═══ GIVEN RECORDS

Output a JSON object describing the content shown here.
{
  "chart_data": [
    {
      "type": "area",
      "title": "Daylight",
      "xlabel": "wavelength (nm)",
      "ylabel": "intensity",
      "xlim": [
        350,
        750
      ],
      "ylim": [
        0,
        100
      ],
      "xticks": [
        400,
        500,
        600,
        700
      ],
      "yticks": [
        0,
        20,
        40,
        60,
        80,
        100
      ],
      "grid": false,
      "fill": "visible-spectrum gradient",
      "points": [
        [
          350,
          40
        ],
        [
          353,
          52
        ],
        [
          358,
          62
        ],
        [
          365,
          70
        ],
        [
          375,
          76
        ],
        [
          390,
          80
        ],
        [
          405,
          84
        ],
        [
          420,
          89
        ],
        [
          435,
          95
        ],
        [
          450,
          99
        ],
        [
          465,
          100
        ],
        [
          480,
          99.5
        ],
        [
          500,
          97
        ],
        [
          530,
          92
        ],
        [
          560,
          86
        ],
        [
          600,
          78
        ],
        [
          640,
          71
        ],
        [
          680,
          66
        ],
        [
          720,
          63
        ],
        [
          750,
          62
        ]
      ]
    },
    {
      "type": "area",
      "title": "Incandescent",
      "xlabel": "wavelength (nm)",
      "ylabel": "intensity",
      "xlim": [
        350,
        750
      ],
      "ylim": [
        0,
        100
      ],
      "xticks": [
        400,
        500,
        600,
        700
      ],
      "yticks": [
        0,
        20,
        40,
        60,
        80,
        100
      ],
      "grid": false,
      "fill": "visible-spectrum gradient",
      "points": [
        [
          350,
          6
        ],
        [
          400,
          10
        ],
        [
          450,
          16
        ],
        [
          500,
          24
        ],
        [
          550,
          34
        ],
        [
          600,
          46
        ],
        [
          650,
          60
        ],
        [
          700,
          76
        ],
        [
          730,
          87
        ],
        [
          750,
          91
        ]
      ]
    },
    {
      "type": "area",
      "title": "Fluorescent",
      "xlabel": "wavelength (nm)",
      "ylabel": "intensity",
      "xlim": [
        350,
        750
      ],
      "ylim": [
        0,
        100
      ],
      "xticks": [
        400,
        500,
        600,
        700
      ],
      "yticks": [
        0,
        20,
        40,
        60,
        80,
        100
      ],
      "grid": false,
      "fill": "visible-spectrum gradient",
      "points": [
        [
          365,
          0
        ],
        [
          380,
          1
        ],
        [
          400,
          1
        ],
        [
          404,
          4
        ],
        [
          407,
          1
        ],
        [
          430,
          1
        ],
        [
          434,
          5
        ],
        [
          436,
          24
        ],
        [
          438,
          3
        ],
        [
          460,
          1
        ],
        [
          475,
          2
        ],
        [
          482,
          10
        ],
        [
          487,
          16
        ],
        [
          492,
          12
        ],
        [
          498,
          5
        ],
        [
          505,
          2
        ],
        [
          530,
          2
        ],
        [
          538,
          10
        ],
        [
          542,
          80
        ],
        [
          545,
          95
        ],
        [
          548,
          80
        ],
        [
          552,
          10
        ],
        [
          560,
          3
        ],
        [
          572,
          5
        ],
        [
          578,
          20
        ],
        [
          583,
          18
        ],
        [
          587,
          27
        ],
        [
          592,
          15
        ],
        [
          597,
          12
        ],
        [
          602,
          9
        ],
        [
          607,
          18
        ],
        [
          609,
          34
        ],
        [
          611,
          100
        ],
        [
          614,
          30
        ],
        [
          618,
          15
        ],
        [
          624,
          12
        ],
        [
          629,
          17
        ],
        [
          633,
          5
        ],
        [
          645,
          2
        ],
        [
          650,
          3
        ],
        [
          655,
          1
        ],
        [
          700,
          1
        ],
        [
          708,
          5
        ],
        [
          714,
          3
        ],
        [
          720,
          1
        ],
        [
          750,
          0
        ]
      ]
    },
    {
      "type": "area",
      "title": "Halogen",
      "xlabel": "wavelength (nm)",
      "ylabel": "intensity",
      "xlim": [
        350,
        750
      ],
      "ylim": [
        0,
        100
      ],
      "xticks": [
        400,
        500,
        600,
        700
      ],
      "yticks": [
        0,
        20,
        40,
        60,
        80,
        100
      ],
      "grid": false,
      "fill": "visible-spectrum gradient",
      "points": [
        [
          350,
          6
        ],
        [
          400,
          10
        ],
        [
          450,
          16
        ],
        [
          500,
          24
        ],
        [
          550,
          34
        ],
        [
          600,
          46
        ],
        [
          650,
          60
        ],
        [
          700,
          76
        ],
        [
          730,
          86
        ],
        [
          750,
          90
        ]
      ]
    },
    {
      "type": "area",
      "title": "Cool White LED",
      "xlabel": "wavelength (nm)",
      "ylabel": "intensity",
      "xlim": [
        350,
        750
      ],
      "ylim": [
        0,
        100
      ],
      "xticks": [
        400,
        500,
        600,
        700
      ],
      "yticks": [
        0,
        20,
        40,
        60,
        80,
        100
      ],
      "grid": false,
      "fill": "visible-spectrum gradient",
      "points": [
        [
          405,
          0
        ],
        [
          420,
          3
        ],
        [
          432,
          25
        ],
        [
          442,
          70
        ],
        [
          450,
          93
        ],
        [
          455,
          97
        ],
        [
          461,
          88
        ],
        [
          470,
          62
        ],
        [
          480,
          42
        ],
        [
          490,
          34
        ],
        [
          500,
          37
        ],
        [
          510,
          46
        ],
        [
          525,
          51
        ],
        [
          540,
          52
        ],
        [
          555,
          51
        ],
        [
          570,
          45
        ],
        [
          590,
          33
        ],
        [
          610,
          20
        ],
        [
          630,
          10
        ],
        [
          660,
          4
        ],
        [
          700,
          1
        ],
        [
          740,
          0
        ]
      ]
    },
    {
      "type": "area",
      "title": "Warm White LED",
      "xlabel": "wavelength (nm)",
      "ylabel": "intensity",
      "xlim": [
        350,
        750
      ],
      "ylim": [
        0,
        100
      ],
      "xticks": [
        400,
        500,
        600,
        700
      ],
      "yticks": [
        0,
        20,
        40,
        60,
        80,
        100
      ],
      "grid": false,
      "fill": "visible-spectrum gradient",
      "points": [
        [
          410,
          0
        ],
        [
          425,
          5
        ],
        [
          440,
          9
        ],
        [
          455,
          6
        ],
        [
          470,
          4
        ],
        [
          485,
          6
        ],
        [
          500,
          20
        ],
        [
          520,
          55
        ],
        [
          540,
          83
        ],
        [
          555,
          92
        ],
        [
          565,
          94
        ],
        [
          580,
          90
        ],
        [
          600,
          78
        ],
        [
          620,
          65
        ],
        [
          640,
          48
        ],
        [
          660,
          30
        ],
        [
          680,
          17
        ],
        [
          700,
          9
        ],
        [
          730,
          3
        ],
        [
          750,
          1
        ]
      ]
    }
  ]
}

══════

** GOAL **
Every record above should be output exactly.

** FINAL RESULT **
Output a JSON object describing the content shown here.
{
  "chart_data": [
    {
      "type": "area",
      "title": "Daylight",
      "xlabel": "wavelength (nm)",
      "ylabel": "intensity",
      "xlim": [
        350,
        750
      ],
      "ylim": [
        0,
        100
      ],
      "xticks": [
        400,
        500,
        600,
        700
      ],
      "yticks": [
        0,
        20,
        40,
        60,
        80,
        100
      ],
      "grid": false,
      "fill": "visible-spectrum gradient",
      "points": [
        [
          350,
          40
        ],
        [
          353,
          52
        ],
        [
          358,
          62
        ],
        [
          365,
          70
        ],
        [
          375,
          76
        ],
        [
          390,
          80
        ],
        [
          405,
          84
        ],
        [
          420,
          89
        ],
        [
          435,
          95
        ],
        [
          450,
          99
        ],
        [
          465,
          100
        ],
        [
          480,
          99.5
        ],
        [
          500,
          97
        ],
        [
          530,
          92
        ],
        [
          560,
          86
        ],
        [
          600,
          78
        ],
        [
          640,
          71
        ],
        [
          680,
          66
        ],
        [
          720,
          63
        ],
        [
          750,
          62
        ]
      ]
    },
    {
      "type": "area",
      "title": "Incandescent",
      "xlabel": "wavelength (nm)",
      "ylabel": "intensity",
      "xlim": [
        350,
        750
      ],
      "ylim": [
        0,
        100
      ],
      "xticks": [
        400,
        500,
        600,
        700
      ],
      "yticks": [
        0,
        20,
        40,
        60,
        80,
        100
      ],
      "grid": false,
      "fill": "visible-spectrum gradient",
      "points": [
        [
          350,
          6
        ],
        [
          400,
          10
        ],
        [
          450,
          16
        ],
        [
          500,
          24
        ],
        [
          550,
          34
        ],
        [
          600,
          46
        ],
        [
          650,
          60
        ],
        [
          700,
          76
        ],
        [
          730,
          87
        ],
        [
          750,
          91
        ]
      ]
    },
    {
      "type": "area",
      "title": "Fluorescent",
      "xlabel": "wavelength (nm)",
      "ylabel": "intensity",
      "xlim": [
        350,
        750
      ],
      "ylim": [
        0,
        100
      ],
      "xticks": [
        400,
        500,
        600,
        700
      ],
      "yticks": [
        0,
        20,
        40,
        60,
        80,
        100
      ],
      "grid": false,
      "fill": "visible-spectrum gradient",
      "points": [
        [
          365,
          0
        ],
        [
          380,
          1
        ],
        [
          400,
          1
        ],
        [
          404,
          4
        ],
        [
          407,
          1
        ],
        [
          430,
          1
        ],
        [
          434,
          5
        ],
        [
          436,
          24
        ],
        [
          438,
          3
        ],
        [
          460,
          1
        ],
        [
          475,
          2
        ],
        [
          482,
          10
        ],
        [
          487,
          16
        ],
        [
          492,
          12
        ],
        [
          498,
          5
        ],
        [
          505,
          2
        ],
        [
          530,
          2
        ],
        [
          538,
          10
        ],
        [
          542,
          80
        ],
        [
          545,
          95
        ],
        [
          548,
          80
        ],
        [
          552,
          10
        ],
        [
          560,
          3
        ],
        [
          572,
          5
        ],
        [
          578,
          20
        ],
        [
          583,
          18
        ],
        [
          587,
          27
        ],
        [
          592,
          15
        ],
        [
          597,
          12
        ],
        [
          602,
          9
        ],
        [
          607,
          18
        ],
        [
          609,
          34
        ],
        [
          611,
          100
        ],
        [
          614,
          30
        ],
        [
          618,
          15
        ],
        [
          624,
          12
        ],
        [
          629,
          17
        ],
        [
          633,
          5
        ],
        [
          645,
          2
        ],
        [
          650,
          3
        ],
        [
          655,
          1
        ],
        [
          700,
          1
        ],
        [
          708,
          5
        ],
        [
          714,
          3
        ],
        [
          720,
          1
        ],
        [
          750,
          0
        ]
      ]
    },
    {
      "type": "area",
      "title": "Halogen",
      "xlabel": "wavelength (nm)",
      "ylabel": "intensity",
      "xlim": [
        350,
        750
      ],
      "ylim": [
        0,
        100
      ],
      "xticks": [
        400,
        500,
        600,
        700
      ],
      "yticks": [
        0,
        20,
        40,
        60,
        80,
        100
      ],
      "grid": false,
      "fill": "visible-spectrum gradient",
      "points": [
        [
          350,
          6
        ],
        [
          400,
          10
        ],
        [
          450,
          16
        ],
        [
          500,
          24
        ],
        [
          550,
          34
        ],
        [
          600,
          46
        ],
        [
          650,
          60
        ],
        [
          700,
          76
        ],
        [
          730,
          86
        ],
        [
          750,
          90
        ]
      ]
    },
    {
      "type": "area",
      "title": "Cool White LED",
      "xlabel": "wavelength (nm)",
      "ylabel": "intensity",
      "xlim": [
        350,
        750
      ],
      "ylim": [
        0,
        100
      ],
      "xticks": [
        400,
        500,
        600,
        700
      ],
      "yticks": [
        0,
        20,
        40,
        60,
        80,
        100
      ],
      "grid": false,
      "fill": "visible-spectrum gradient",
      "points": [
        [
          405,
          0
        ],
        [
          420,
          3
        ],
        [
          432,
          25
        ],
        [
          442,
          70
        ],
        [
          450,
          93
        ],
        [
          455,
          97
        ],
        [
          461,
          88
        ],
        [
          470,
          62
        ],
        [
          480,
          42
        ],
        [
          490,
          34
        ],
        [
          500,
          37
        ],
        [
          510,
          46
        ],
        [
          525,
          51
        ],
        [
          540,
          52
        ],
        [
          555,
          51
        ],
        [
          570,
          45
        ],
        [
          590,
          33
        ],
        [
          610,
          20
        ],
        [
          630,
          10
        ],
        [
          660,
          4
        ],
        [
          700,
          1
        ],
        [
          740,
          0
        ]
      ]
    },
    {
      "type": "area",
      "title": "Warm White LED",
      "xlabel": "wavelength (nm)",
      "ylabel": "intensity",
      "xlim": [
        350,
        750
      ],
      "ylim": [
        0,
        100
      ],
      "xticks": [
        400,
        500,
        600,
        700
      ],
      "yticks": [
        0,
        20,
        40,
        60,
        80,
        100
      ],
      "grid": false,
      "fill": "visible-spectrum gradient",
      "points": [
        [
          410,
          0
        ],
        [
          425,
          5
        ],
        [
          440,
          9
        ],
        [
          455,
          6
        ],
        [
          470,
          4
        ],
        [
          485,
          6
        ],
        [
          500,
          20
        ],
        [
          520,
          55
        ],
        [
          540,
          83
        ],
        [
          555,
          92
        ],
        [
          565,
          94
        ],
        [
          580,
          90
        ],
        [
          600,
          78
        ],
        [
          620,
          65
        ],
        [
          640,
          48
        ],
        [
          660,
          30
        ],
        [
          680,
          17
        ],
        [
          700,
          9
        ],
        [
          730,
          3
        ],
        [
          750,
          1
        ]
      ]
    }
  ]
}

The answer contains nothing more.